Aim of the task –
Reproduce the records exactly.
-------- Exercise data --------
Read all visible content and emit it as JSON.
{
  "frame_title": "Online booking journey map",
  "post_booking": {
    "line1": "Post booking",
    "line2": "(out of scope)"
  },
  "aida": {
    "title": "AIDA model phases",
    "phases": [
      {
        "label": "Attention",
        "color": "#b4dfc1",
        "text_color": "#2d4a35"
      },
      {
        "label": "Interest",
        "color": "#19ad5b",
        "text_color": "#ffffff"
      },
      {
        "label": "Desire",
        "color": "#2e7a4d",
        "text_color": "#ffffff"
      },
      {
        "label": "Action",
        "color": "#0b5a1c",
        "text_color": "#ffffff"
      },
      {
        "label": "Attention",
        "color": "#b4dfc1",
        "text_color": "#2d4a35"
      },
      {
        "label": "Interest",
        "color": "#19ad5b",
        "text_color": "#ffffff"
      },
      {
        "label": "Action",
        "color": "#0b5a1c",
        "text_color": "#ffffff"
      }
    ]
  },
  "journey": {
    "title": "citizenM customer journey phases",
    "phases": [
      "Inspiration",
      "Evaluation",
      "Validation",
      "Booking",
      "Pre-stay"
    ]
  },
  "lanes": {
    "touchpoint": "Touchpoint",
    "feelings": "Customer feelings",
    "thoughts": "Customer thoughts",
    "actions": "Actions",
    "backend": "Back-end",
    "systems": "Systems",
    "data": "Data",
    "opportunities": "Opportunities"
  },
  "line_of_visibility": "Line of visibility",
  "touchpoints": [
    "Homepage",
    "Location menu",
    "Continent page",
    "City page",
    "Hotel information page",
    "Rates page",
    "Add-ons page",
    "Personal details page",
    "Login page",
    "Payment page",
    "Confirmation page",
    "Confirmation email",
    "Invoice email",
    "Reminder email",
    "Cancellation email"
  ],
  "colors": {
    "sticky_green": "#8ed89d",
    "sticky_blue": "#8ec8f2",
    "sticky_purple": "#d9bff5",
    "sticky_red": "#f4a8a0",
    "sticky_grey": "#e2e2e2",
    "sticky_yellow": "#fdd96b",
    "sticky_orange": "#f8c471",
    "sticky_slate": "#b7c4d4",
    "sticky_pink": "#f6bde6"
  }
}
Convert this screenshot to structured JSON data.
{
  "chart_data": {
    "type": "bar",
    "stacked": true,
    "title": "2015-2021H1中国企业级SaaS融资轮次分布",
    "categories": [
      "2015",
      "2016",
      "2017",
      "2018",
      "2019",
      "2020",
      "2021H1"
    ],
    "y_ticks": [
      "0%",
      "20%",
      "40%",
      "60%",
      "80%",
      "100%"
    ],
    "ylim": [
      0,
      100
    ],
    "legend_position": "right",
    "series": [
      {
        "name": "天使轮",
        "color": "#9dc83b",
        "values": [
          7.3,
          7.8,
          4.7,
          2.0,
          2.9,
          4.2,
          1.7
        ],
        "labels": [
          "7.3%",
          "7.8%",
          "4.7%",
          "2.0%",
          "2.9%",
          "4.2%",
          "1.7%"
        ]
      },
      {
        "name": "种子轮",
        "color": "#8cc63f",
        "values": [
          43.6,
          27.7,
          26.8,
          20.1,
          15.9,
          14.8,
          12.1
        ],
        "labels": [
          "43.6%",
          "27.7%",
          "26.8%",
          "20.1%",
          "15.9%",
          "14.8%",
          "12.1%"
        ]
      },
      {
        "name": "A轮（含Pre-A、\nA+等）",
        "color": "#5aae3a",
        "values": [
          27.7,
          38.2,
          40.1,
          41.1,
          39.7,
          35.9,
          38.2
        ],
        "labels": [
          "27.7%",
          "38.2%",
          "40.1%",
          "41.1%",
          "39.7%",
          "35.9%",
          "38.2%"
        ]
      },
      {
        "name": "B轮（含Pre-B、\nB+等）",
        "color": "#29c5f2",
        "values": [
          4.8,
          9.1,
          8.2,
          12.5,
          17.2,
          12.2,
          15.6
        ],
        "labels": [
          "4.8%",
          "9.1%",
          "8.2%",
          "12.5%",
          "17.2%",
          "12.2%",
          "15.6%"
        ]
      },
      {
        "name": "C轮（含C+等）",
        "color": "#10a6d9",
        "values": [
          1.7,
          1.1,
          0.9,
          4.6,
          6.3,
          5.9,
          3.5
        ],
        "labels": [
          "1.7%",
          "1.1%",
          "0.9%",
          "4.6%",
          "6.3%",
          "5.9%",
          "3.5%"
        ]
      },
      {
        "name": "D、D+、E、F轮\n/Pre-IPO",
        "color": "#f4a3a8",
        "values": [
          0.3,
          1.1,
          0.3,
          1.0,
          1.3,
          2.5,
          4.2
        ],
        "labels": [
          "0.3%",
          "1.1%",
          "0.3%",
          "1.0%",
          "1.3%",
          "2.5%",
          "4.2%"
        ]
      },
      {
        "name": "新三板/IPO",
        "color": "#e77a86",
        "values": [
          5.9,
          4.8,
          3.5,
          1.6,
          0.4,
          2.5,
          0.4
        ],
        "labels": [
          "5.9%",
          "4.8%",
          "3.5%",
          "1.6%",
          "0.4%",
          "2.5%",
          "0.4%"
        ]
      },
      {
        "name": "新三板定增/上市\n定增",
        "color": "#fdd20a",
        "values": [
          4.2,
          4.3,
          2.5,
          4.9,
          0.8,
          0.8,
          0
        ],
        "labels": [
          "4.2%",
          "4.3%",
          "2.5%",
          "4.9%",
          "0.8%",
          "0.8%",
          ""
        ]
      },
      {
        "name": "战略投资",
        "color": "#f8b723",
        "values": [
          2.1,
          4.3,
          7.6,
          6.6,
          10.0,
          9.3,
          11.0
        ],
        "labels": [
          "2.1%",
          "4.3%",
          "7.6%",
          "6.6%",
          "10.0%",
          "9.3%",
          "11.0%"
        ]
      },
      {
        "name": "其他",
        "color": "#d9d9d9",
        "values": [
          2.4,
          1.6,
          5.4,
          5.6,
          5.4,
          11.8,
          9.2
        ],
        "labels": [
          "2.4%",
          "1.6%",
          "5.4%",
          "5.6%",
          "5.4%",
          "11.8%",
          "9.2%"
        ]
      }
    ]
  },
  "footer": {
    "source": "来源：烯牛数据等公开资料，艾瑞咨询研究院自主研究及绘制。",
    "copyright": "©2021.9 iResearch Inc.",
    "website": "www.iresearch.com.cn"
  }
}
--------
Task result –
Read all visible content and emit it as JSON.
{
  "frame_title": "Online booking journey map",
  "post_booking": {
    "line1": "Post booking",
    "line2": "(out of scope)"
  },
  "aida": {
    "title": "AIDA model phases",
    "phases": [
      {
        "label": "Attention",
        "color": "#b4dfc1",
        "text_color": "#2d4a35"
      },
      {
        "label": "Interest",
        "color": "#19ad5b",
        "text_color": "#ffffff"
      },
      {
        "label": "Desire",
        "color": "#2e7a4d",
        "text_color": "#ffffff"
      },
      {
        "label": "Action",
        "color": "#0b5a1c",
        "text_color": "#ffffff"
      },
      {
        "label": "Attention",
        "color": "#b4dfc1",
        "text_color": "#2d4a35"
      },
      {
        "label": "Interest",
        "color": "#19ad5b",
        "text_color": "#ffffff"
      },
      {
        "label": "Action",
        "color": "#0b5a1c",
        "text_color": "#ffffff"
      }
    ]
  },
  "journey": {
    "title": "citizenM customer journey phases",
    "phases": [
      "Inspiration",
      "Evaluation",
      "Validation",
      "Booking",
      "Pre-stay"
    ]
  },
  "lanes": {
    "touchpoint": "Touchpoint",
    "feelings": "Customer feelings",
    "thoughts": "Customer thoughts",
    "actions": "Actions",
    "backend": "Back-end",
    "systems": "Systems",
    "data": "Data",
    "opportunities": "Opportunities"
  },
  "line_of_visibility": "Line of visibility",
  "touchpoints": [
    "Homepage",
    "Location menu",
    "Continent page",
    "City page",
    "Hotel information page",
    "Rates page",
    "Add-ons page",
    "Personal details page",
    "Login page",
    "Payment page",
    "Confirmation page",
    "Confirmation email",
    "Invoice email",
    "Reminder email",
    "Cancellation email"
  ],
  "colors": {
    "sticky_green": "#8ed89d",
    "sticky_blue": "#8ec8f2",
    "sticky_purple": "#d9bff5",
    "sticky_red": "#f4a8a0",
    "sticky_grey": "#e2e2e2",
    "sticky_yellow": "#fdd96b",
    "sticky_orange": "#f8c471",
    "sticky_slate": "#b7c4d4",
    "sticky_pink": "#f6bde6"
  }
}
Convert this screenshot to structured JSON data.
{
  "chart_data": {
    "type": "bar",
    "stacked": true,
    "title": "2015-2021H1中国企业级SaaS融资轮次分布",
    "categories": [
      "2015",
      "2016",
      "2017",
      "2018",
      "2019",
      "2020",
      "2021H1"
    ],
    "y_ticks": [
      "0%",
      "20%",
      "40%",
      "60%",
      "80%",
      "100%"
    ],
    "ylim": [
      0,
      100
    ],
    "legend_position": "right",
    "series": [
      {
        "name": "天使轮",
        "color": "#9dc83b",
        "values": [
          7.3,
          7.8,
          4.7,
          2.0,
          2.9,
          4.2,
          1.7
        ],
        "labels": [
          "7.3%",
          "7.8%",
          "4.7%",
          "2.0%",
          "2.9%",
          "4.2%",
          "1.7%"
        ]
      },
      {
        "name": "种子轮",
        "color": "#8cc63f",
        "values": [
          43.6,
          27.7,
          26.8,
          20.1,
          15.9,
          14.8,
          12.1
        ],
        "labels": [
          "43.6%",
          "27.7%",
          "26.8%",
          "20.1%",
          "15.9%",
          "14.8%",
          "12.1%"
        ]
      },
      {
        "name": "A轮（含Pre-A、\nA+等）",
        "color": "#5aae3a",
        "values": [
          27.7,
          38.2,
          40.1,
          41.1,
          39.7,
          35.9,
          38.2
        ],
        "labels": [
          "27.7%",
          "38.2%",
          "40.1%",
          "41.1%",
          "39.7%",
          "35.9%",
          "38.2%"
        ]
      },
      {
        "name": "B轮（含Pre-B、\nB+等）",
        "color": "#29c5f2",
        "values": [
          4.8,
          9.1,
          8.2,
          12.5,
          17.2,
          12.2,
          15.6
        ],
        "labels": [
          "4.8%",
          "9.1%",
          "8.2%",
          "12.5%",
          "17.2%",
          "12.2%",
          "15.6%"
        ]
      },
      {
        "name": "C轮（含C+等）",
        "color": "#10a6d9",
        "values": [
          1.7,
          1.1,
          0.9,
          4.6,
          6.3,
          5.9,
          3.5
        ],
        "labels": [
          "1.7%",
          "1.1%",
          "0.9%",
          "4.6%",
          "6.3%",
          "5.9%",
          "3.5%"
        ]
      },
      {
        "name": "D、D+、E、F轮\n/Pre-IPO",
        "color": "#f4a3a8",
        "values": [
          0.3,
          1.1,
          0.3,
          1.0,
          1.3,
          2.5,
          4.2
        ],
        "labels": [
          "0.3%",
          "1.1%",
          "0.3%",
          "1.0%",
          "1.3%",
          "2.5%",
          "4.2%"
        ]
      },
      {
        "name": "新三板/IPO",
        "color": "#e77a86",
        "values": [
          5.9,
          4.8,
          3.5,
          1.6,
          0.4,
          2.5,
          0.4
        ],
        "labels": [
          "5.9%",
          "4.8%",
          "3.5%",
          "1.6%",
          "0.4%",
          "2.5%",
          "0.4%"
        ]
      },
      {
        "name": "新三板定增/上市\n定增",
        "color": "#fdd20a",
        "values": [
          4.2,
          4.3,
          2.5,
          4.9,
          0.8,
          0.8,
          0
        ],
        "labels": [
          "4.2%",
          "4.3%",
          "2.5%",
          "4.9%",
          "0.8%",
          "0.8%",
          ""
        ]
      },
      {
        "name": "战略投资",
        "color": "#f8b723",
        "values": [
          2.1,
          4.3,
          7.6,
          6.6,
          10.0,
          9.3,
          11.0
        ],
        "labels": [
          "2.1%",
          "4.3%",
          "7.6%",
          "6.6%",
          "10.0%",
          "9.3%",
          "11.0%"
        ]
      },
      {
        "name": "其他",
        "color": "#d9d9d9",
        "values": [
          2.4,
          1.6,
          5.4,
          5.6,
          5.4,
          11.8,
          9.2
        ],
        "labels": [
          "2.4%",
          "1.6%",
          "5.4%",
          "5.6%",
          "5.4%",
          "11.8%",
          "9.2%"
        ]
      }
    ]
  },
  "footer": {
    "source": "来源：烯牛数据等公开资料，艾瑞咨询研究院自主研究及绘制。",
    "copyright": "©2021.9 iResearch Inc.",
    "website": "www.iresearch.com.cn"
  }
}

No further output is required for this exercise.